* **RECORDS FOR PROCESSING**
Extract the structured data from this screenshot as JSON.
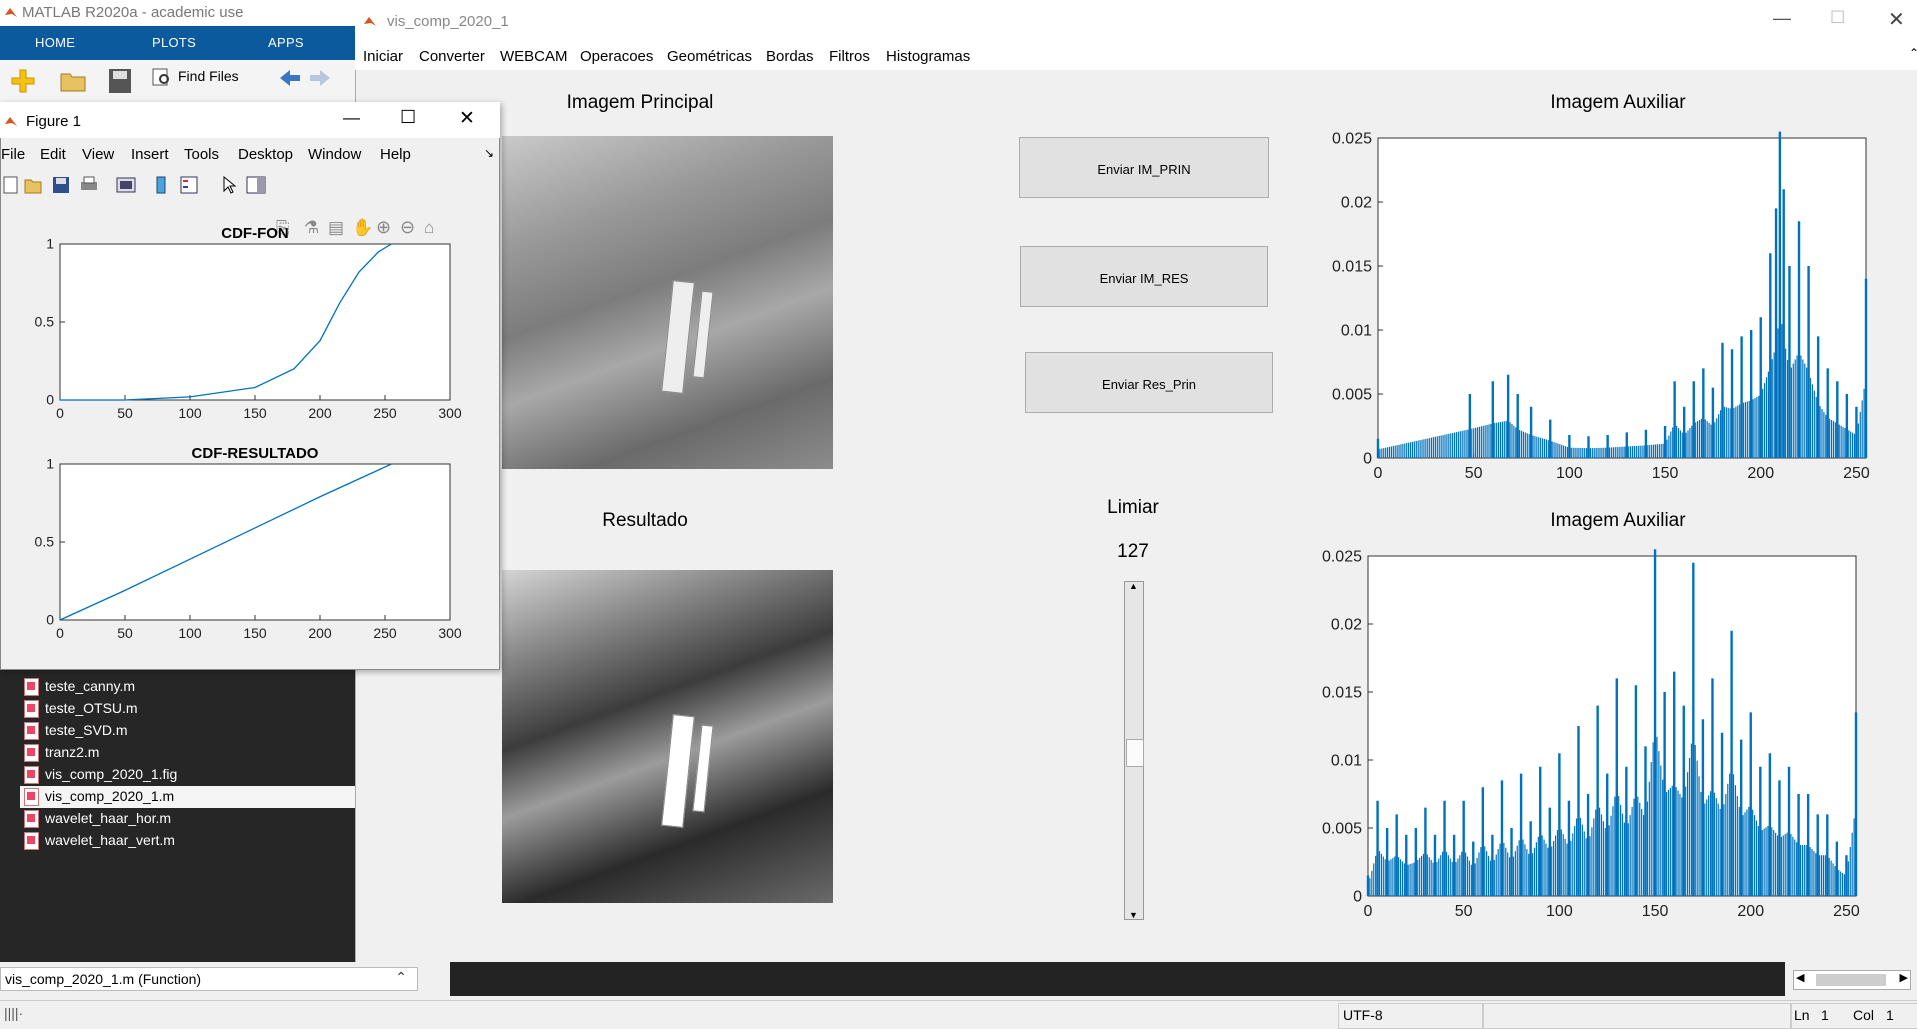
{
  "matlab": {
    "title": "MATLAB R2020a - academic use",
    "tabs": [
      "HOME",
      "PLOTS",
      "APPS"
    ],
    "find_files": "Find Files",
    "files": [
      "teste_canny.m",
      "teste_OTSU.m",
      "teste_SVD.m",
      "tranz2.m",
      "vis_comp_2020_1.fig",
      "vis_comp_2020_1.m",
      "wavelet_haar_hor.m",
      "wavelet_haar_vert.m"
    ],
    "selected_file": "vis_comp_2020_1.m",
    "details": "vis_comp_2020_1.m  (Function)",
    "status": {
      "encoding": "UTF-8",
      "ln_label": "Ln",
      "ln": "1",
      "col_label": "Col",
      "col": "1"
    }
  },
  "vis_window": {
    "title": "vis_comp_2020_1",
    "menu": [
      "Iniciar",
      "Converter",
      "WEBCAM",
      "Operacoes",
      "Geométricas",
      "Bordas",
      "Filtros",
      "Histogramas"
    ],
    "img_main_title": "Imagem Principal",
    "img_result_title": "Resultado",
    "aux_title_1": "Imagem Auxiliar",
    "aux_title_2": "Imagem Auxiliar",
    "buttons": [
      "Enviar IM_PRIN",
      "Enviar IM_RES",
      "Enviar Res_Prin"
    ],
    "threshold_label": "Limiar",
    "threshold_value": "127",
    "slider_position": 0.5
  },
  "figure1": {
    "title": "Figure 1",
    "menu": [
      "File",
      "Edit",
      "View",
      "Insert",
      "Tools",
      "Desktop",
      "Window",
      "Help"
    ]
  },
  "chart_data": [
    {
      "type": "line",
      "title": "CDF-FON",
      "x": [
        0,
        50,
        100,
        150,
        180,
        200,
        215,
        230,
        245,
        255
      ],
      "series": [
        {
          "values": [
            0,
            0,
            0.02,
            0.08,
            0.2,
            0.38,
            0.62,
            0.82,
            0.95,
            1
          ]
        }
      ],
      "xlim": [
        0,
        300
      ],
      "ylim": [
        0,
        1
      ],
      "xticks": [
        "0",
        "50",
        "100",
        "150",
        "200",
        "250",
        "300"
      ],
      "yticks": [
        "0",
        "0.5",
        "1"
      ]
    },
    {
      "type": "line",
      "title": "CDF-RESULTADO",
      "x": [
        0,
        50,
        100,
        150,
        200,
        255
      ],
      "series": [
        {
          "values": [
            0,
            0.19,
            0.39,
            0.59,
            0.79,
            1
          ]
        }
      ],
      "xlim": [
        0,
        300
      ],
      "ylim": [
        0,
        1
      ],
      "xticks": [
        "0",
        "50",
        "100",
        "150",
        "200",
        "250",
        "300"
      ],
      "yticks": [
        "0",
        "0.5",
        "1"
      ]
    },
    {
      "type": "bar",
      "title": "Imagem Auxiliar",
      "x": [
        0,
        48,
        60,
        68,
        73,
        80,
        90,
        100,
        110,
        120,
        130,
        140,
        150,
        155,
        160,
        165,
        170,
        175,
        180,
        185,
        190,
        195,
        200,
        205,
        208,
        210,
        212,
        215,
        220,
        225,
        230,
        235,
        240,
        245,
        250,
        255
      ],
      "series": [
        {
          "values": [
            0.0015,
            0.005,
            0.006,
            0.0065,
            0.005,
            0.004,
            0.003,
            0.0018,
            0.0017,
            0.0018,
            0.002,
            0.0022,
            0.0025,
            0.006,
            0.004,
            0.006,
            0.007,
            0.0055,
            0.009,
            0.0085,
            0.0095,
            0.01,
            0.011,
            0.016,
            0.0195,
            0.0255,
            0.021,
            0.015,
            0.0185,
            0.015,
            0.0095,
            0.007,
            0.006,
            0.005,
            0.004,
            0.014
          ]
        }
      ],
      "xlim": [
        0,
        255
      ],
      "ylim": [
        0,
        0.025
      ],
      "xticks": [
        "0",
        "50",
        "100",
        "150",
        "200",
        "250"
      ],
      "yticks": [
        "0",
        "0.005",
        "0.01",
        "0.015",
        "0.02",
        "0.025"
      ]
    },
    {
      "type": "bar",
      "title": "Imagem Auxiliar",
      "x": [
        0,
        5,
        10,
        15,
        20,
        25,
        30,
        35,
        40,
        45,
        50,
        55,
        60,
        65,
        70,
        75,
        80,
        85,
        90,
        95,
        100,
        105,
        110,
        115,
        120,
        125,
        130,
        135,
        140,
        145,
        150,
        155,
        160,
        165,
        170,
        175,
        180,
        185,
        190,
        195,
        200,
        205,
        210,
        215,
        220,
        225,
        230,
        235,
        240,
        245,
        250,
        255
      ],
      "series": [
        {
          "values": [
            0.0015,
            0.007,
            0.005,
            0.006,
            0.0045,
            0.005,
            0.0065,
            0.0045,
            0.007,
            0.0045,
            0.007,
            0.004,
            0.008,
            0.0045,
            0.0085,
            0.005,
            0.009,
            0.0055,
            0.0095,
            0.0065,
            0.0105,
            0.007,
            0.0125,
            0.0075,
            0.014,
            0.009,
            0.016,
            0.0095,
            0.0155,
            0.011,
            0.0255,
            0.015,
            0.0165,
            0.014,
            0.0245,
            0.013,
            0.016,
            0.012,
            0.0195,
            0.0115,
            0.0135,
            0.0095,
            0.0105,
            0.0085,
            0.0095,
            0.0075,
            0.0075,
            0.006,
            0.006,
            0.004,
            0.003,
            0.0135
          ]
        }
      ],
      "xlim": [
        0,
        255
      ],
      "ylim": [
        0,
        0.025
      ],
      "xticks": [
        "0",
        "50",
        "100",
        "150",
        "200",
        "250"
      ],
      "yticks": [
        "0",
        "0.005",
        "0.01",
        "0.015",
        "0.02",
        "0.025"
      ]
    }
  ]
}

* **WHAT IS BEING ASKED**
Within the material above, find the lines that contain the word "Auxiliar"; copy them.

* **THE OUTPUT**
    "aux_title_1": "Imagem Auxiliar",
    "aux_title_2": "Imagem Auxiliar",
      "title": "Imagem Auxiliar",
      "title": "Imagem Auxiliar",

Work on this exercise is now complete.